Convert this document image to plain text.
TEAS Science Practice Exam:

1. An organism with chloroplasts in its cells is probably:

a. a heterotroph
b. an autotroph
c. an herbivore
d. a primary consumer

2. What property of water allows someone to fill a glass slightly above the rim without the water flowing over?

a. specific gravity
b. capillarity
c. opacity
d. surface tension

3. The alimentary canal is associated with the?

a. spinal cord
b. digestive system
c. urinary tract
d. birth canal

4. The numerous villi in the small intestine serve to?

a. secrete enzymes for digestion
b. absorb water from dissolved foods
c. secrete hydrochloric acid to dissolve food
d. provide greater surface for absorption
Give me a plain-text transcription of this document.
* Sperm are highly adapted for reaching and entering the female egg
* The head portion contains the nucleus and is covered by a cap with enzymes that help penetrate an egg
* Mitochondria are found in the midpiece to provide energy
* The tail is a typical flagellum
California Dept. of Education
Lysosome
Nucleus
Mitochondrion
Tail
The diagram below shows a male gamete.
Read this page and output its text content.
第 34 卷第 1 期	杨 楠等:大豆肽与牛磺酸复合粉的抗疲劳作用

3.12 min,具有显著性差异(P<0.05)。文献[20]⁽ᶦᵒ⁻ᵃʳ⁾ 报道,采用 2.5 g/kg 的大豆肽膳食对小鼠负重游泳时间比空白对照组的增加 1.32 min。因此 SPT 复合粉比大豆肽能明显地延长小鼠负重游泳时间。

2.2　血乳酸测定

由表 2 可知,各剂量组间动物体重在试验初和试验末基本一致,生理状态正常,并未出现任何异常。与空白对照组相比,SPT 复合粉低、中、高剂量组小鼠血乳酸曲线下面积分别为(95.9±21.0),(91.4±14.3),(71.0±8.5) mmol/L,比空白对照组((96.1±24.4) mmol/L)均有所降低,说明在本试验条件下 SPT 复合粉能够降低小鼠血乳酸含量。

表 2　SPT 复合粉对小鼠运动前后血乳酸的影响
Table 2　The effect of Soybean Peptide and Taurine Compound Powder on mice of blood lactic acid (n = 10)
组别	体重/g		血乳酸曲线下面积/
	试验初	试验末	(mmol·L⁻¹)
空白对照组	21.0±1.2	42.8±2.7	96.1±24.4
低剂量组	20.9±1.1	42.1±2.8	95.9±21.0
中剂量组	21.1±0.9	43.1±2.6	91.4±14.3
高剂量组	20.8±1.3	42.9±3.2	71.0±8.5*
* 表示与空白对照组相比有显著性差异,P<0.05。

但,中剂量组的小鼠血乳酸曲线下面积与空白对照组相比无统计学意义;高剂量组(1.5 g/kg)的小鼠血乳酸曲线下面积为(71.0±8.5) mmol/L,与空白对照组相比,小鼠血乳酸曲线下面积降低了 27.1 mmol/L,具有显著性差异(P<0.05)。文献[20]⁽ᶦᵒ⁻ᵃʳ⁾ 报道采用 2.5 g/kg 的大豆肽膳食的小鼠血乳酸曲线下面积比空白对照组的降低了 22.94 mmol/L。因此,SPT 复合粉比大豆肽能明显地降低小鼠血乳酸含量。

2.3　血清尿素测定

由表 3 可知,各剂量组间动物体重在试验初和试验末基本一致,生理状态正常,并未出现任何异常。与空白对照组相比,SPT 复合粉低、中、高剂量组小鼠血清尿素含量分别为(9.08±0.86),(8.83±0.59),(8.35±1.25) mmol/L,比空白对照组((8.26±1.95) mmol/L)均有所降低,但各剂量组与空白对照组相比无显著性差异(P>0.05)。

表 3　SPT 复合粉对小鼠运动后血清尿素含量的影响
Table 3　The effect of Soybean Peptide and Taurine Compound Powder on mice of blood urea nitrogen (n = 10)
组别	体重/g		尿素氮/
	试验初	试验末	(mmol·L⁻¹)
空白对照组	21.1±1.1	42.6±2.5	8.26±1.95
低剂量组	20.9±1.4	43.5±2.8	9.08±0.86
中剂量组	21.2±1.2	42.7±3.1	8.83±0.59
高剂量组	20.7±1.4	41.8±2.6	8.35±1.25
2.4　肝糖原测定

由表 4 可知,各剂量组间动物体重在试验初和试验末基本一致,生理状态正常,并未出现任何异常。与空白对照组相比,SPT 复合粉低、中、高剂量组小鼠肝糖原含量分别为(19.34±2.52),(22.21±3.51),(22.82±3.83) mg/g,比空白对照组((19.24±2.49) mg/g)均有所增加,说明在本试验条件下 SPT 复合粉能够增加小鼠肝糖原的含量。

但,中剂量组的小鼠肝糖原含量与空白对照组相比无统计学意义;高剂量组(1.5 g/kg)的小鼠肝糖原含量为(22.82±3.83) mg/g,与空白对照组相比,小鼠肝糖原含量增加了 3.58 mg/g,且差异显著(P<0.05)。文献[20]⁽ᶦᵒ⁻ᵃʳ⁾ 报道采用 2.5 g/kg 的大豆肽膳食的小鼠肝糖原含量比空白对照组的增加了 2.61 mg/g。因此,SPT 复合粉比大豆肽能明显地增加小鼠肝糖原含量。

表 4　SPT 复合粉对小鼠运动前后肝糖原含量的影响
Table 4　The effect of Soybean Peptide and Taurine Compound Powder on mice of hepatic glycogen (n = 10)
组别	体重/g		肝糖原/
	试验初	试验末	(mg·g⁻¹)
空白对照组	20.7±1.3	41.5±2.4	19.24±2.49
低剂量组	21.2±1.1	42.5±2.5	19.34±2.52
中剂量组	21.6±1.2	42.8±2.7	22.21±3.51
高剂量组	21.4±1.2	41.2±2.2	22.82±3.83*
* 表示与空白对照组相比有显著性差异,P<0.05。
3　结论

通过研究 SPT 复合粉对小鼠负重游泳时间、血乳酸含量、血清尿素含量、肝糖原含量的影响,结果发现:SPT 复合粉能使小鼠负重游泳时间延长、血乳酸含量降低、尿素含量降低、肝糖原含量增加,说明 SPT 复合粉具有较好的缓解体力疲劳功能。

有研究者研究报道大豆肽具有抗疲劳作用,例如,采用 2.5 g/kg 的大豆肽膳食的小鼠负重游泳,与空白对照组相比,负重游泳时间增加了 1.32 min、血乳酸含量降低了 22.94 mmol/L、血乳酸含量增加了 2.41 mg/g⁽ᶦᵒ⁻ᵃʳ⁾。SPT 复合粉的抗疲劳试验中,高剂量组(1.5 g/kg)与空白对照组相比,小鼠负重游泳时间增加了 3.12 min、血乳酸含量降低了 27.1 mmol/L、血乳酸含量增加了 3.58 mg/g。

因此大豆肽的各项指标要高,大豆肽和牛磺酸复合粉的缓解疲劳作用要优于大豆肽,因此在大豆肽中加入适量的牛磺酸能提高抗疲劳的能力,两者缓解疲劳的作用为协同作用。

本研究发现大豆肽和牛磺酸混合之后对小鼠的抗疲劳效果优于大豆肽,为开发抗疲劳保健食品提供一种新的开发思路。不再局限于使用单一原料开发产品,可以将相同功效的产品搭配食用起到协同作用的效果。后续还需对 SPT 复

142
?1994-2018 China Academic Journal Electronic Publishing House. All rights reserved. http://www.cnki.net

————

**Work order**
Show each line of the data that contains the string "surface".

**Finished task**
d. surface tension
d. provide greater surface for absorption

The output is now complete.